Recorded information below:
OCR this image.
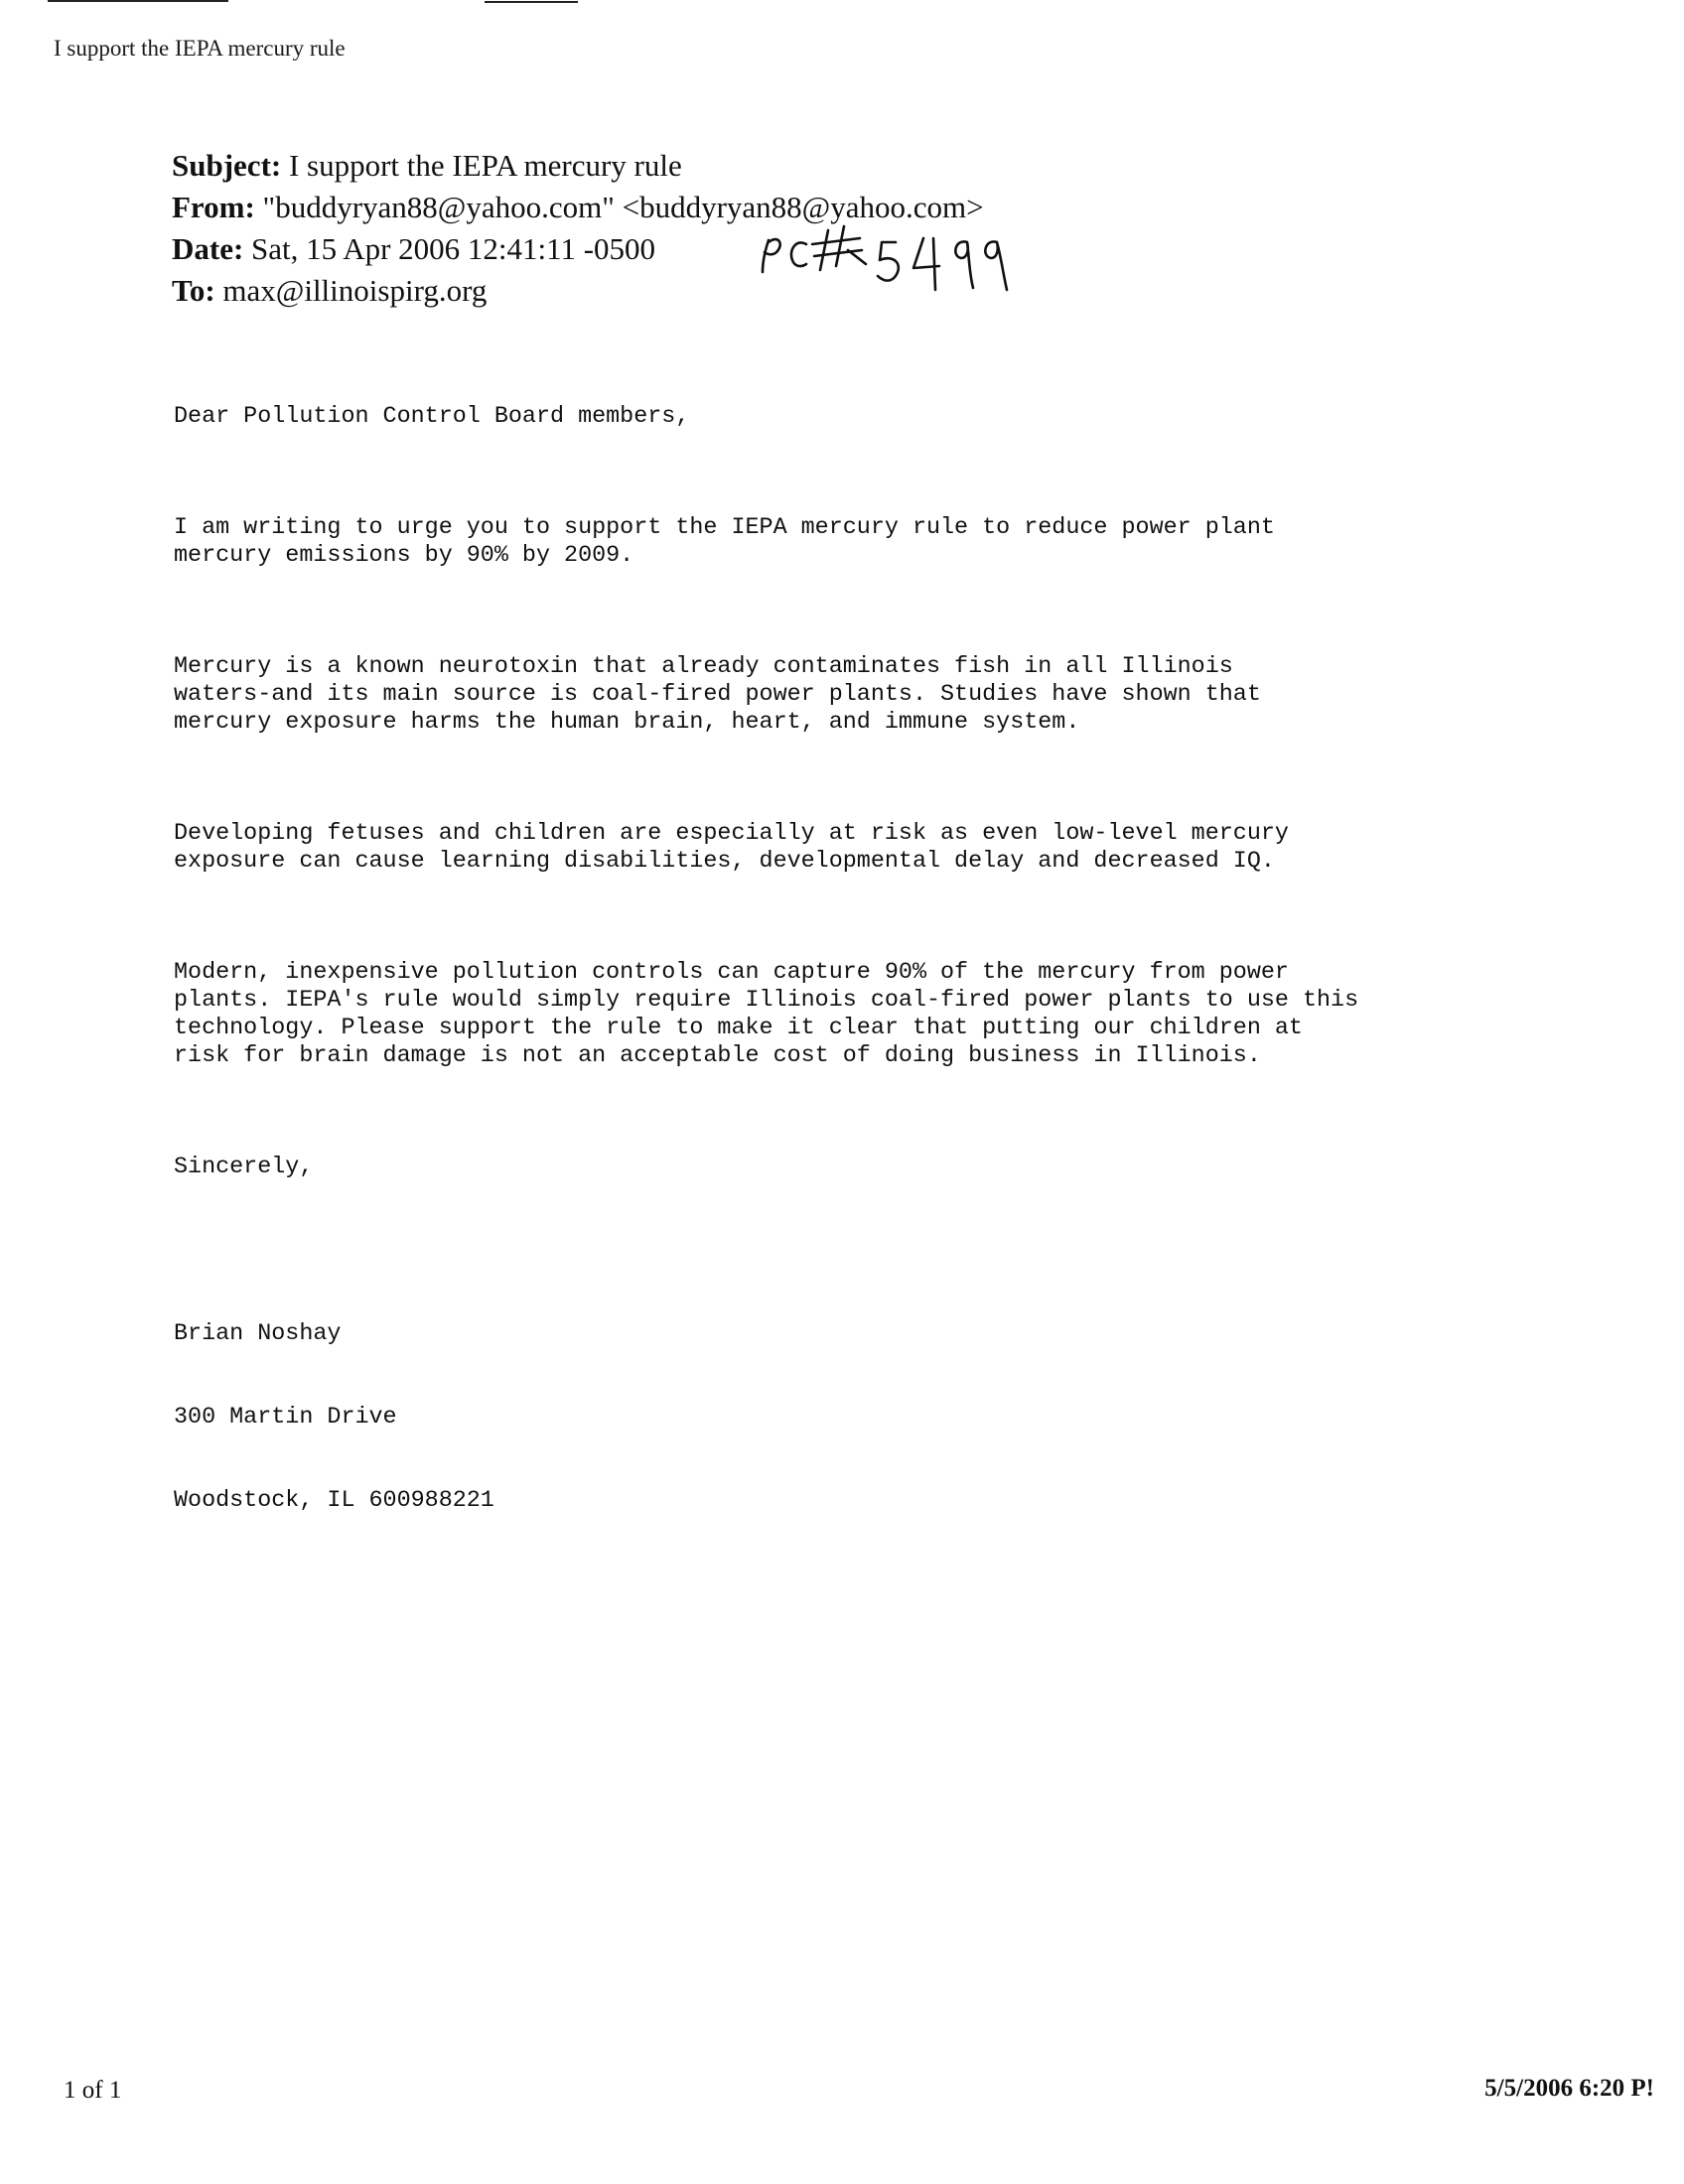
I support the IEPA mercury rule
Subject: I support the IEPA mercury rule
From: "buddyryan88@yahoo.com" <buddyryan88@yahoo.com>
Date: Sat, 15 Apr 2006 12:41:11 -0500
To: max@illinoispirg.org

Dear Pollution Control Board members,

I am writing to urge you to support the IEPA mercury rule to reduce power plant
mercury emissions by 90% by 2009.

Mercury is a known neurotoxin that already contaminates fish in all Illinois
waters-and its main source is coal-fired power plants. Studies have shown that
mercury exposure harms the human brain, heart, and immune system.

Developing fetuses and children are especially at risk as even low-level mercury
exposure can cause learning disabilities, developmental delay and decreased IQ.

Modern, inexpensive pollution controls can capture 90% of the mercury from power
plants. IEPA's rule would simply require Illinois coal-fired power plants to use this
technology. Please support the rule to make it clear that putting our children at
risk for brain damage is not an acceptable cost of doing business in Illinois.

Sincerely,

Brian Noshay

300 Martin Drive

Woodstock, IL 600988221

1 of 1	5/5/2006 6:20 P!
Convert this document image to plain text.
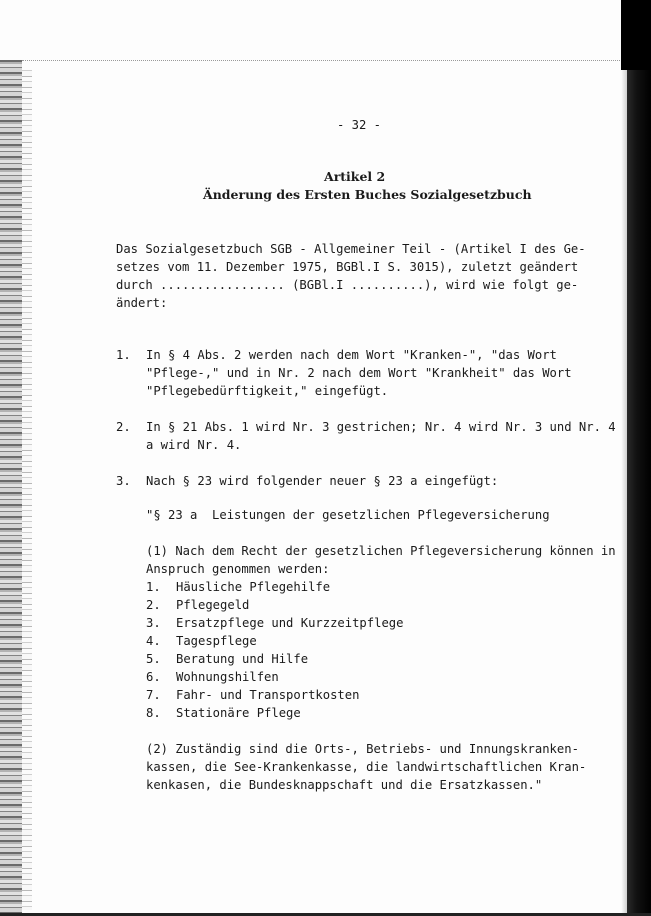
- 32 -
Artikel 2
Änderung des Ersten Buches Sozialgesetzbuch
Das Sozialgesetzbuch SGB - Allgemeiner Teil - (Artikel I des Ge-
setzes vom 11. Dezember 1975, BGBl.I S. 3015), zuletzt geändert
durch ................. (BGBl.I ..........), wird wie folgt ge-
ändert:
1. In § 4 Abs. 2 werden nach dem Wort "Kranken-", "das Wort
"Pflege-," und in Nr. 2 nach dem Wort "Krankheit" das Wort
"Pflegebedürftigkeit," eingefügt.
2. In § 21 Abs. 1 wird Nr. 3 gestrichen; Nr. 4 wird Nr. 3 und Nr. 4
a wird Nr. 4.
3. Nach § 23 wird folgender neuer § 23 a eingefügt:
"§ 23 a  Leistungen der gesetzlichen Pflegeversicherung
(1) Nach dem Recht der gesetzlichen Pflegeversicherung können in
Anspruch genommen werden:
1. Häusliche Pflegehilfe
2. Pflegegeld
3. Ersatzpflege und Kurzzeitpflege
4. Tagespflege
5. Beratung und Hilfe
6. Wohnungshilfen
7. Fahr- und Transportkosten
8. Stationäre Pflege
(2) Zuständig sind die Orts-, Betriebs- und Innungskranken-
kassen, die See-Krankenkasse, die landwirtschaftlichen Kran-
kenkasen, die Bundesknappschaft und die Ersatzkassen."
End of Recorded information.
**Exercise requirements**
All of the data above needs to be retyped exactly, with the pictures removed.

**Answer box**
OCR this image.
I support the IEPA mercury rule
Subject: I support the IEPA mercury rule
From: "buddyryan88@yahoo.com" <buddyryan88@yahoo.com>
Date: Sat, 15 Apr 2006 12:41:11 -0500
To: max@illinoispirg.org

Dear Pollution Control Board members,

I am writing to urge you to support the IEPA mercury rule to reduce power plant
mercury emissions by 90% by 2009.

Mercury is a known neurotoxin that already contaminates fish in all Illinois
waters-and its main source is coal-fired power plants. Studies have shown that
mercury exposure harms the human brain, heart, and immune system.

Developing fetuses and children are especially at risk as even low-level mercury
exposure can cause learning disabilities, developmental delay and decreased IQ.

Modern, inexpensive pollution controls can capture 90% of the mercury from power
plants. IEPA's rule would simply require Illinois coal-fired power plants to use this
technology. Please support the rule to make it clear that putting our children at
risk for brain damage is not an acceptable cost of doing business in Illinois.

Sincerely,

Brian Noshay

300 Martin Drive

Woodstock, IL 600988221

1 of 1	5/5/2006 6:20 P!
Convert this document image to plain text.
- 32 -
Artikel 2
Änderung des Ersten Buches Sozialgesetzbuch
Das Sozialgesetzbuch SGB - Allgemeiner Teil - (Artikel I des Ge-
setzes vom 11. Dezember 1975, BGBl.I S. 3015), zuletzt geändert
durch ................. (BGBl.I ..........), wird wie folgt ge-
ändert:
1. In § 4 Abs. 2 werden nach dem Wort "Kranken-", "das Wort
"Pflege-," und in Nr. 2 nach dem Wort "Krankheit" das Wort
"Pflegebedürftigkeit," eingefügt.
2. In § 21 Abs. 1 wird Nr. 3 gestrichen; Nr. 4 wird Nr. 3 und Nr. 4
a wird Nr. 4.
3. Nach § 23 wird folgender neuer § 23 a eingefügt:
"§ 23 a  Leistungen der gesetzlichen Pflegeversicherung
(1) Nach dem Recht der gesetzlichen Pflegeversicherung können in
Anspruch genommen werden:
1. Häusliche Pflegehilfe
2. Pflegegeld
3. Ersatzpflege und Kurzzeitpflege
4. Tagespflege
5. Beratung und Hilfe
6. Wohnungshilfen
7. Fahr- und Transportkosten
8. Stationäre Pflege
(2) Zuständig sind die Orts-, Betriebs- und Innungskranken-
kassen, die See-Krankenkasse, die landwirtschaftlichen Kran-
kenkasen, die Bundesknappschaft und die Ersatzkassen."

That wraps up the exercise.